═════ Records shown ═════

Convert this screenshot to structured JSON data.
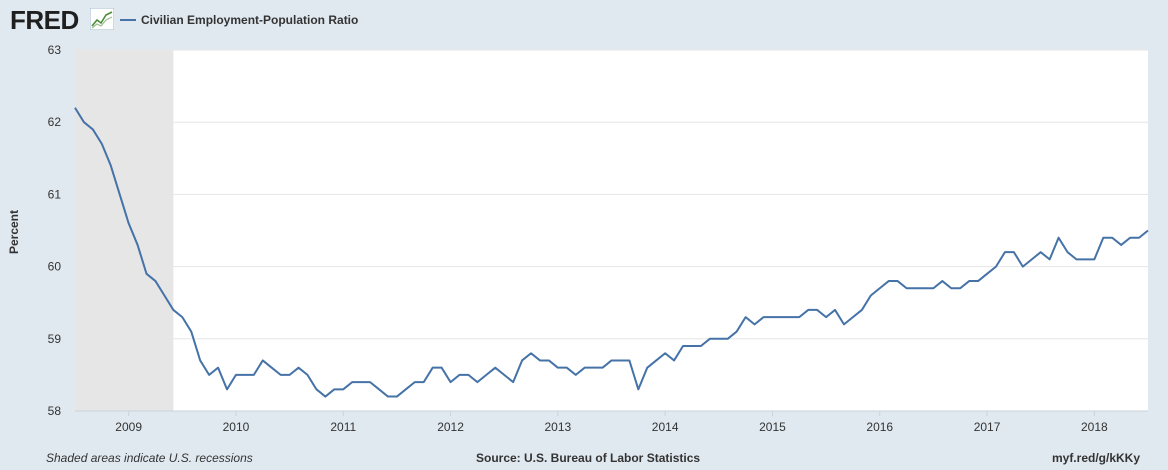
{
  "header": {
    "logo_text": "FRED",
    "logo_icon": "chart-line-icon"
  },
  "legend": {
    "label": "Civilian Employment-Population Ratio",
    "color": "#4572a7"
  },
  "footer": {
    "left": "Shaded areas indicate U.S. recessions",
    "center": "Source: U.S. Bureau of Labor Statistics",
    "right": "myf.red/g/kKKy"
  },
  "chart_data": {
    "type": "line",
    "title": "",
    "xlabel": "",
    "ylabel": "Percent",
    "ylim": [
      58,
      63
    ],
    "xlim": [
      "2008-07",
      "2018-07"
    ],
    "y_ticks": [
      "58",
      "59",
      "60",
      "61",
      "62",
      "63"
    ],
    "x_ticks": [
      "2009",
      "2010",
      "2011",
      "2012",
      "2013",
      "2014",
      "2015",
      "2016",
      "2017",
      "2018"
    ],
    "grid": true,
    "legend_position": "top-left",
    "recessions": [
      {
        "start": "2008-07",
        "end": "2009-06"
      }
    ],
    "colors": {
      "line": "#4572a7",
      "recession": "#e6e6e6",
      "grid": "#e6e6e6"
    },
    "series": [
      {
        "name": "Civilian Employment-Population Ratio",
        "start": "2008-07",
        "frequency": "monthly",
        "values": [
          62.2,
          62.0,
          61.9,
          61.7,
          61.4,
          61.0,
          60.6,
          60.3,
          59.9,
          59.8,
          59.6,
          59.4,
          59.3,
          59.1,
          58.7,
          58.5,
          58.6,
          58.3,
          58.5,
          58.5,
          58.5,
          58.7,
          58.6,
          58.5,
          58.5,
          58.6,
          58.5,
          58.3,
          58.2,
          58.3,
          58.3,
          58.4,
          58.4,
          58.4,
          58.3,
          58.2,
          58.2,
          58.3,
          58.4,
          58.4,
          58.6,
          58.6,
          58.4,
          58.5,
          58.5,
          58.4,
          58.5,
          58.6,
          58.5,
          58.4,
          58.7,
          58.8,
          58.7,
          58.7,
          58.6,
          58.6,
          58.5,
          58.6,
          58.6,
          58.6,
          58.7,
          58.7,
          58.7,
          58.3,
          58.6,
          58.7,
          58.8,
          58.7,
          58.9,
          58.9,
          58.9,
          59.0,
          59.0,
          59.0,
          59.1,
          59.3,
          59.2,
          59.3,
          59.3,
          59.3,
          59.3,
          59.3,
          59.4,
          59.4,
          59.3,
          59.4,
          59.2,
          59.3,
          59.4,
          59.6,
          59.7,
          59.8,
          59.8,
          59.7,
          59.7,
          59.7,
          59.7,
          59.8,
          59.7,
          59.7,
          59.8,
          59.8,
          59.9,
          60.0,
          60.2,
          60.2,
          60.0,
          60.1,
          60.2,
          60.1,
          60.4,
          60.2,
          60.1,
          60.1,
          60.1,
          60.4,
          60.4,
          60.3,
          60.4,
          60.4,
          60.5
        ]
      }
    ]
  }
}
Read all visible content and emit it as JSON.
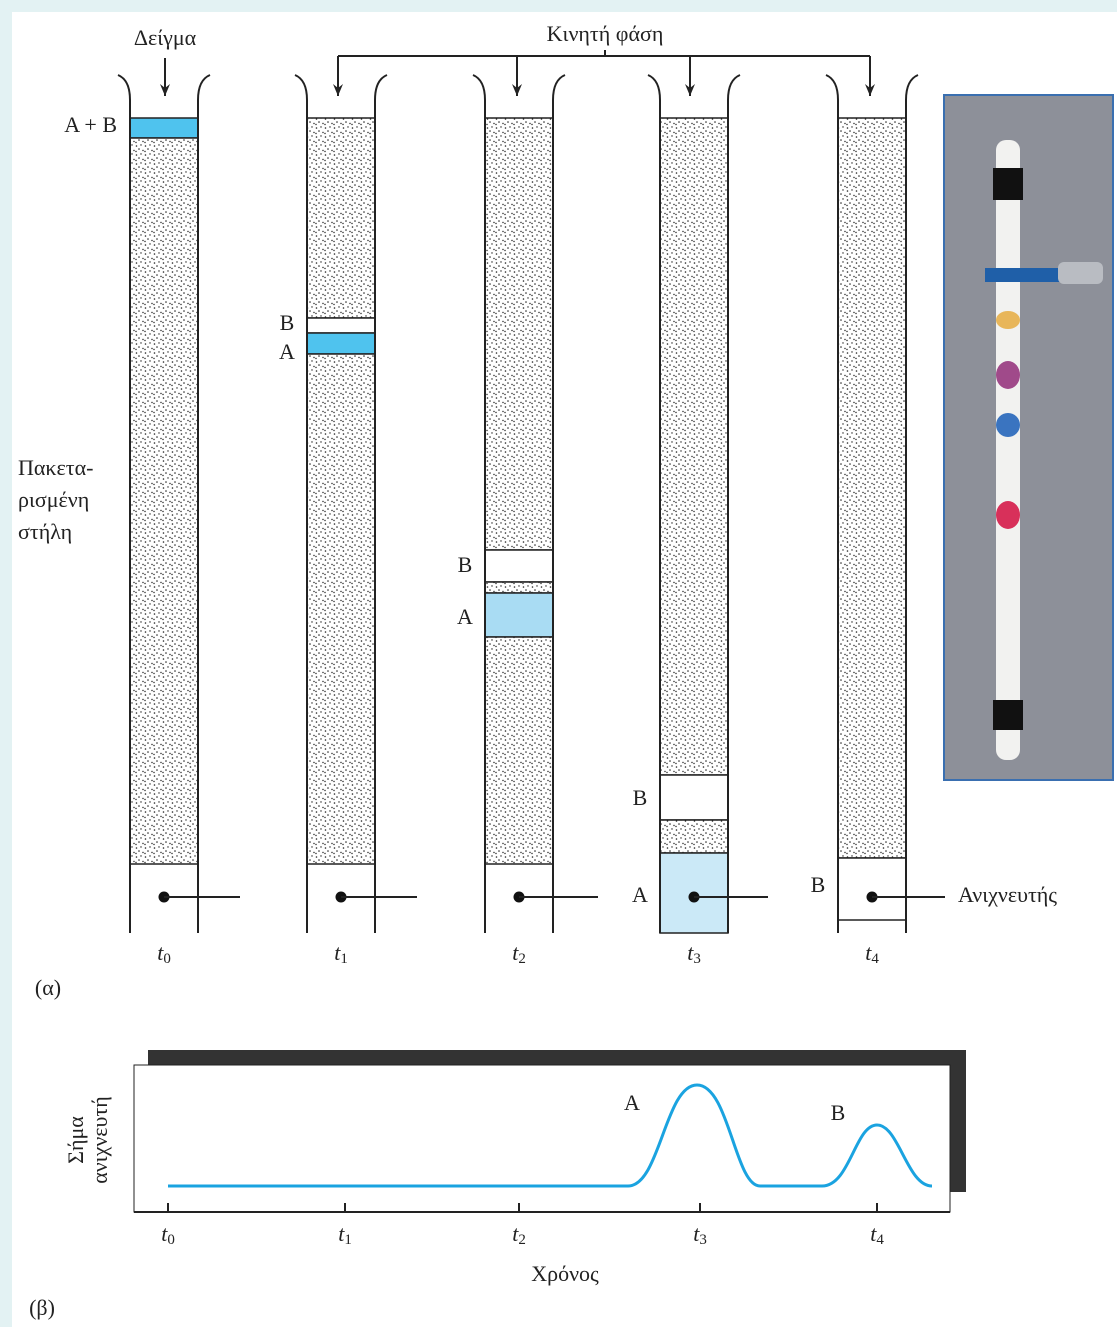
{
  "panel_a": {
    "label": "(α)",
    "sample_label": "Δείγμα",
    "mobile_phase_label": "Κινητή φάση",
    "initial_band": "A + B",
    "column_label": [
      "Πακετα-",
      "ρισμένη",
      "στήλη"
    ],
    "detector_label": "Ανιχνευτής",
    "columns": [
      {
        "time": {
          "symbol": "t",
          "index": "0"
        }
      },
      {
        "time": {
          "symbol": "t",
          "index": "1"
        },
        "band_labels": [
          "B",
          "A"
        ]
      },
      {
        "time": {
          "symbol": "t",
          "index": "2"
        },
        "band_labels": [
          "B",
          "A"
        ]
      },
      {
        "time": {
          "symbol": "t",
          "index": "3"
        },
        "band_labels": [
          "B",
          "A"
        ]
      },
      {
        "time": {
          "symbol": "t",
          "index": "4"
        },
        "band_labels": [
          "B"
        ]
      }
    ]
  },
  "panel_b": {
    "label": "(β)",
    "y_axis_label": [
      "Σήμα",
      "ανιχνευτή"
    ],
    "x_axis_label": "Χρόνος",
    "peaks": [
      "A",
      "B"
    ],
    "time_ticks": [
      {
        "symbol": "t",
        "index": "0"
      },
      {
        "symbol": "t",
        "index": "1"
      },
      {
        "symbol": "t",
        "index": "2"
      },
      {
        "symbol": "t",
        "index": "3"
      },
      {
        "symbol": "t",
        "index": "4"
      }
    ]
  }
}
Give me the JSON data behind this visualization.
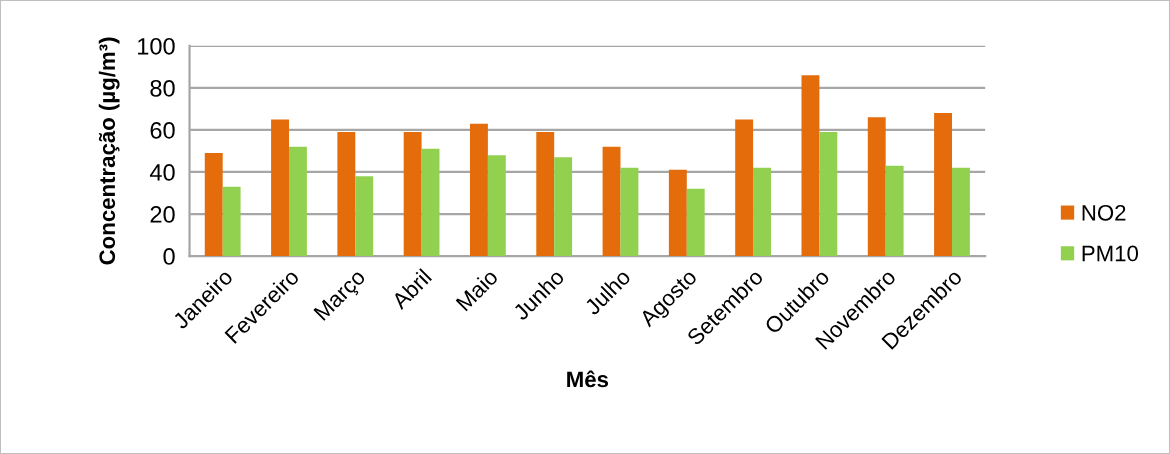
{
  "chart_data": {
    "type": "bar",
    "xlabel": "Mês",
    "ylabel": "Concentração (µg/m³)",
    "categories": [
      "Janeiro",
      "Fevereiro",
      "Março",
      "Abril",
      "Maio",
      "Junho",
      "Julho",
      "Agosto",
      "Setembro",
      "Outubro",
      "Novembro",
      "Dezembro"
    ],
    "series": [
      {
        "name": "NO2",
        "color": "#e46c0a",
        "values": [
          49,
          65,
          59,
          59,
          63,
          59,
          52,
          41,
          65,
          86,
          66,
          68
        ]
      },
      {
        "name": "PM10",
        "color": "#92d050",
        "values": [
          33,
          52,
          38,
          51,
          48,
          47,
          42,
          32,
          42,
          59,
          43,
          42
        ]
      }
    ],
    "ylim": [
      0,
      100
    ],
    "yticks": [
      0,
      20,
      40,
      60,
      80,
      100
    ],
    "grid": "y",
    "legend": "right"
  }
}
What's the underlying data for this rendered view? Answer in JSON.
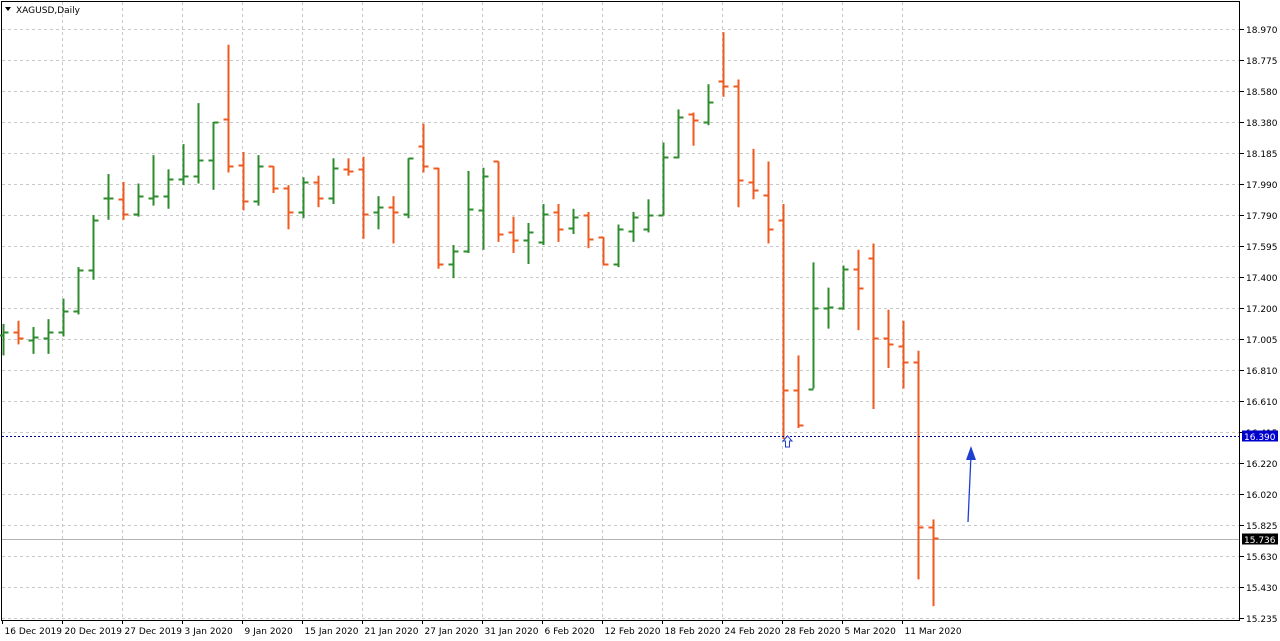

═════

Print the lines from the one that contains "Give me the" through the last line of the data, exactly and in full, and no other lines. Pictures are not part of the copy.

Output below →
Give me the JSON data behind this visualization.
{
  "chart_data": {
    "type": "bar",
    "xlabel": "Mês",
    "ylabel": "Concentração (µg/m³)",
    "categories": [
      "Janeiro",
      "Fevereiro",
      "Março",
      "Abril",
      "Maio",
      "Junho",
      "Julho",
      "Agosto",
      "Setembro",
      "Outubro",
      "Novembro",
      "Dezembro"
    ],
    "series": [
      {
        "name": "NO2",
        "color": "#e46c0a",
        "values": [
          49,
          65,
          59,
          59,
          63,
          59,
          52,
          41,
          65,
          86,
          66,
          68
        ]
      },
      {
        "name": "PM10",
        "color": "#92d050",
        "values": [
          33,
          52,
          38,
          51,
          48,
          47,
          42,
          32,
          42,
          59,
          43,
          42
        ]
      }
    ],
    "ylim": [
      0,
      100
    ],
    "yticks": [
      0,
      20,
      40,
      60,
      80,
      100
    ],
    "grid": "y",
    "legend": "right"
  }
}
What's the underlying data for this rendered view? Answer in JSON.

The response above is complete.